TASK GOAL:
Determine how many lines in the data below contain "will" and write only that number.

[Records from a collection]
# # # #

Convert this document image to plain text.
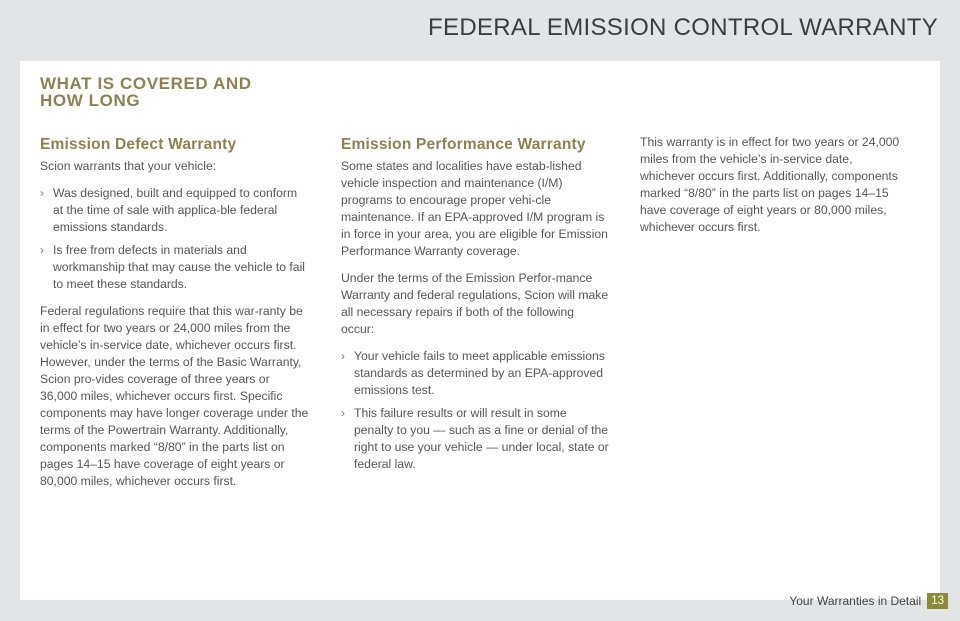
FEDERAL EMISSION CONTROL WARRANTY
WHAT IS COVERED AND
HOW LONG
Emission Defect Warranty

Scion warrants that your vehicle:

› Was designed, built and equipped to conform at the time of sale with applica-ble federal emissions standards.
› Is free from defects in materials and workmanship that may cause the vehicle to fail to meet these standards.

Federal regulations require that this war-ranty be in effect for two years or 24,000 miles from the vehicle’s in-service date, whichever occurs first. However, under the terms of the Basic Warranty, Scion pro-vides coverage of three years or 36,000 miles, whichever occurs first. Specific components may have longer coverage under the terms of the Powertrain Warranty. Additionally, components marked “8/80” in the parts list on pages 14–15 have coverage of eight years or 80,000 miles, whichever occurs first.

Emission Performance Warranty

Some states and localities have estab-lished vehicle inspection and maintenance (I/M) programs to encourage proper vehi-cle maintenance. If an EPA-approved I/M program is in force in your area, you are eligible for Emission Performance Warranty coverage.

Under the terms of the Emission Perfor-mance Warranty and federal regulations, Scion will make all necessary repairs if both of the following occur:

› Your vehicle fails to meet applicable emissions standards as determined by an EPA-approved emissions test.
› This failure results or will result in some penalty to you — such as a fine or denial of the right to use your vehicle — under local, state or federal law.

This warranty is in effect for two years or 24,000 miles from the vehicle’s in-service date, whichever occurs first. Additionally, components marked “8/80” in the parts list on pages 14–15 have coverage of eight years or 80,000 miles, whichever occurs first.

Your Warranties in Detail 13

# # # #

EXERCISE RESPONSE:
2